* BEGIN *

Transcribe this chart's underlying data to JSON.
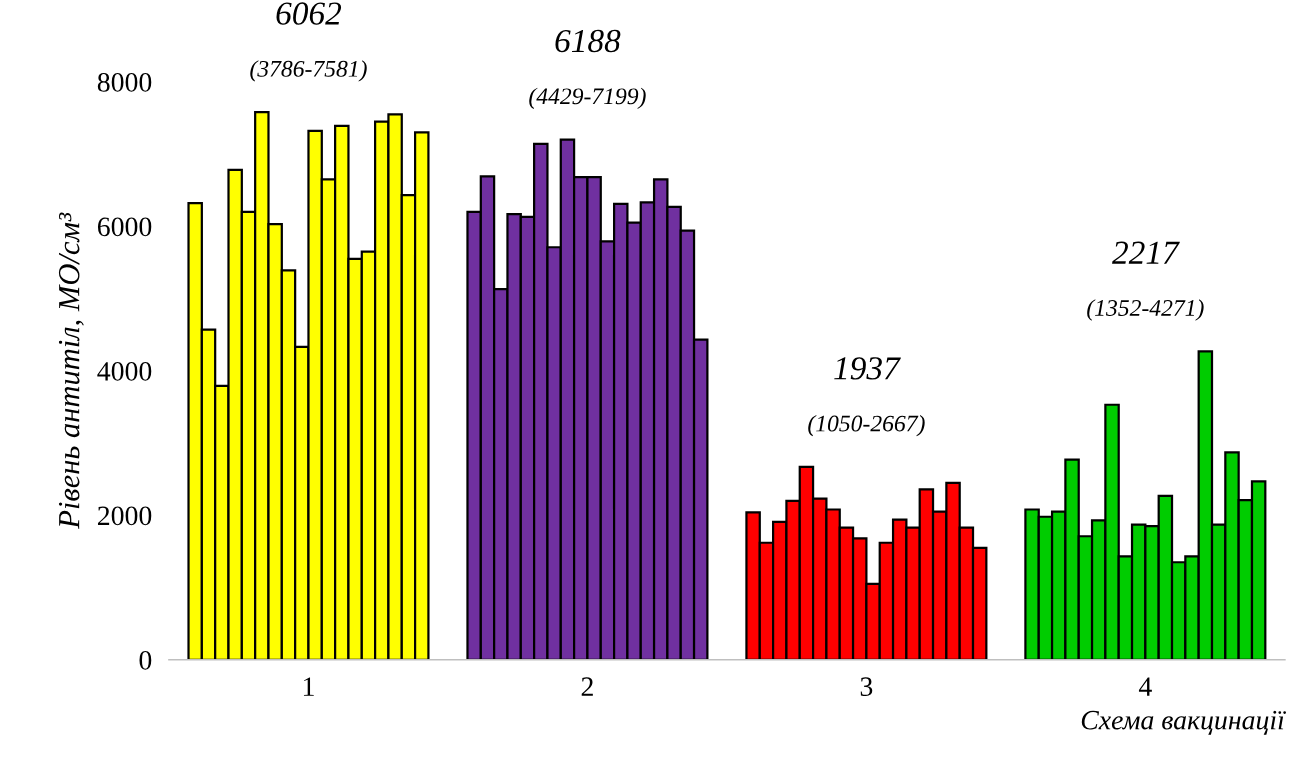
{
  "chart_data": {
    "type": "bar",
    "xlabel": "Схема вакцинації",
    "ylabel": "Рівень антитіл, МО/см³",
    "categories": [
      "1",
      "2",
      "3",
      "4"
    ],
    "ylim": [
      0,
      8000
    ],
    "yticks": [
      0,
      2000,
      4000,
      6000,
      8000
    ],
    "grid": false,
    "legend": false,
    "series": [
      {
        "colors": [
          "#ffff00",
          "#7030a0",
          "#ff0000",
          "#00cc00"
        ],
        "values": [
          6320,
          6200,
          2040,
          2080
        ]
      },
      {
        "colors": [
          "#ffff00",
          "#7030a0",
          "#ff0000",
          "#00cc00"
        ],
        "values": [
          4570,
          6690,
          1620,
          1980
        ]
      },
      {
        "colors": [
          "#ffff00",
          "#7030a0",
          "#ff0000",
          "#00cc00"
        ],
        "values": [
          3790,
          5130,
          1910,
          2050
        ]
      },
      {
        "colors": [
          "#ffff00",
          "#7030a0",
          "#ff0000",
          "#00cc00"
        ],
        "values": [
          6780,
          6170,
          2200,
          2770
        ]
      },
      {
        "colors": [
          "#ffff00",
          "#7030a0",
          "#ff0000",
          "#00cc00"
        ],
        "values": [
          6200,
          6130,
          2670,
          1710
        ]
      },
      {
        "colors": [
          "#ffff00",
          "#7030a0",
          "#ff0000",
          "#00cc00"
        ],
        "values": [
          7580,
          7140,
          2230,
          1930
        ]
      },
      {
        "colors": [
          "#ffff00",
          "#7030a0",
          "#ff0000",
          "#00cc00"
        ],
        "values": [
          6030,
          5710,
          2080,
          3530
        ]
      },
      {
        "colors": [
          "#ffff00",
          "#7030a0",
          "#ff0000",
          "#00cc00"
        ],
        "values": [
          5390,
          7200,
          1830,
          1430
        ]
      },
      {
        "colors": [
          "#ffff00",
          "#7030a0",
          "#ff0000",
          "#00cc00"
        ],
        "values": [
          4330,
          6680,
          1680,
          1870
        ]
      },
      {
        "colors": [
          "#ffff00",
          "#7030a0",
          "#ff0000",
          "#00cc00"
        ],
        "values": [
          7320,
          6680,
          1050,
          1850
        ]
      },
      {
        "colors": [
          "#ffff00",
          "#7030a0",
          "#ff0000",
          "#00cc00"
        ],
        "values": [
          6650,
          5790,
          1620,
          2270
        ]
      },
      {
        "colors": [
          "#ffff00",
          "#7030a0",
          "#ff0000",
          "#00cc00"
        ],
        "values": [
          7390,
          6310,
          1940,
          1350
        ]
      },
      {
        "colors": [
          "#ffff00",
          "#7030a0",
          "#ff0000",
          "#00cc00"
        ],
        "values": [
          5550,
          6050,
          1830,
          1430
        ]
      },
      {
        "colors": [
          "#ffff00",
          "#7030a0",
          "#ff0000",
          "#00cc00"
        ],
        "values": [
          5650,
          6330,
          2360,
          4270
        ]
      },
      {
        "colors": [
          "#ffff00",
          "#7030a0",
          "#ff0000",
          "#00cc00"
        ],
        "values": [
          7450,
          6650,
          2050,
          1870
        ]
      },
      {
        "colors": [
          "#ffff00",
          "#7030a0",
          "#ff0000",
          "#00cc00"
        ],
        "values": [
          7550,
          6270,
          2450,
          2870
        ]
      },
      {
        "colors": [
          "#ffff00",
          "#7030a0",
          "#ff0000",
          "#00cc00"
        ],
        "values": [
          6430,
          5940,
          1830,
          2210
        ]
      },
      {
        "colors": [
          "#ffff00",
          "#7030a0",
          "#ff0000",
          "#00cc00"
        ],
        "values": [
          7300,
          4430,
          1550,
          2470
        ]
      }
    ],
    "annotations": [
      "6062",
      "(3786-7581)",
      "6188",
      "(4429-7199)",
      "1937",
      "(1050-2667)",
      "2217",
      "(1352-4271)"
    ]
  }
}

* END *
* BEGIN *

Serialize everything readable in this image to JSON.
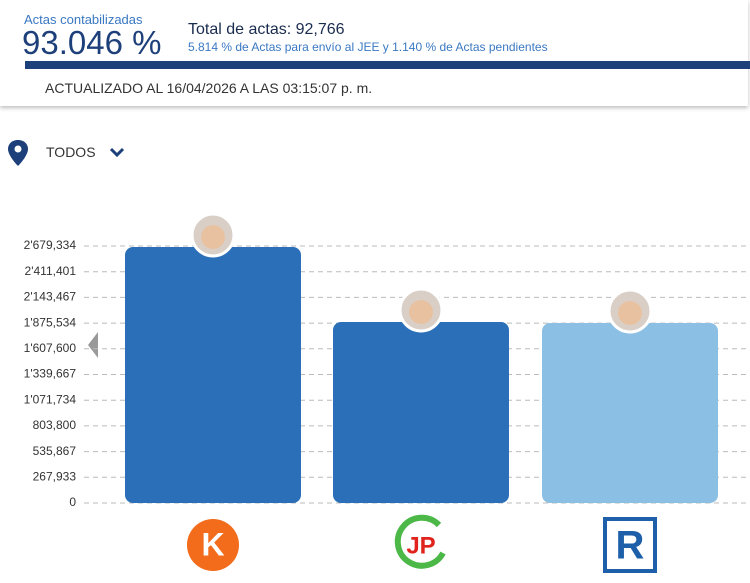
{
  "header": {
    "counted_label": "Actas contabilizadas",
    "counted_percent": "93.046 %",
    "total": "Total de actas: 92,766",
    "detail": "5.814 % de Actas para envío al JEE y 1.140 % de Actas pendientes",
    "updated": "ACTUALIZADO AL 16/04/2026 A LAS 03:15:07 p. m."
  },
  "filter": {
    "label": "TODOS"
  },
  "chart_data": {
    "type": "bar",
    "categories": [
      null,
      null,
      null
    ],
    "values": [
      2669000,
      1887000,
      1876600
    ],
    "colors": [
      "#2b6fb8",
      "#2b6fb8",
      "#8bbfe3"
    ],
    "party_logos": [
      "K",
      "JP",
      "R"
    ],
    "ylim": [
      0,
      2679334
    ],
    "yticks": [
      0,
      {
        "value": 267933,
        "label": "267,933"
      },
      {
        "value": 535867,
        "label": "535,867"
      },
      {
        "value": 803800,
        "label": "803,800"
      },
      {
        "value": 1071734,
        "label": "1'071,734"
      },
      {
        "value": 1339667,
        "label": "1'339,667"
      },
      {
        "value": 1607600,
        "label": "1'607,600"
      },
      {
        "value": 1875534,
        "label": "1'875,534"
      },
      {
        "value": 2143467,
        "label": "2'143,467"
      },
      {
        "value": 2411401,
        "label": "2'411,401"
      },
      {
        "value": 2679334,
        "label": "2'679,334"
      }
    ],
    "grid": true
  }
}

* END *
* BEGIN *

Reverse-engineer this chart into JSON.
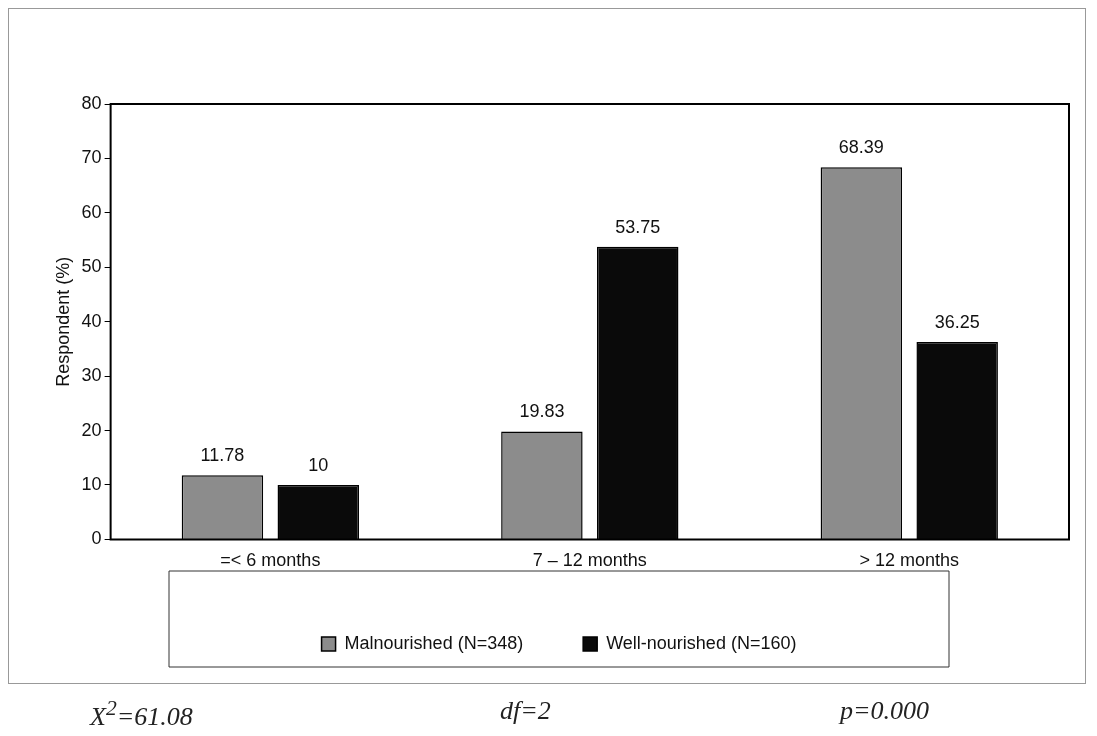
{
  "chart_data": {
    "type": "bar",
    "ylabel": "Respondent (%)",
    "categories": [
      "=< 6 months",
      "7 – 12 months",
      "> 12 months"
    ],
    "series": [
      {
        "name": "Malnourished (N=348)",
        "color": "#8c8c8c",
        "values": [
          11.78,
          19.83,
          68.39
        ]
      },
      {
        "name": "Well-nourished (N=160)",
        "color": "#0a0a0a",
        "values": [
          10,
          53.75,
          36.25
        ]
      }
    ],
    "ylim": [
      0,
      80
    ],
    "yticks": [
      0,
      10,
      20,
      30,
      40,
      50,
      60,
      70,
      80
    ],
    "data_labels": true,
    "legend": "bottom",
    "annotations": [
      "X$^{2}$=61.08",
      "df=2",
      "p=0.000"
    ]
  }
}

* END *

Task directions: Locate the lines above that hold the word "this". Show every one of them.

Reply:
Transcribe this chart's underlying data to JSON.
Serialize everything readable in this image to JSON.
Reverse-engineer this chart into JSON.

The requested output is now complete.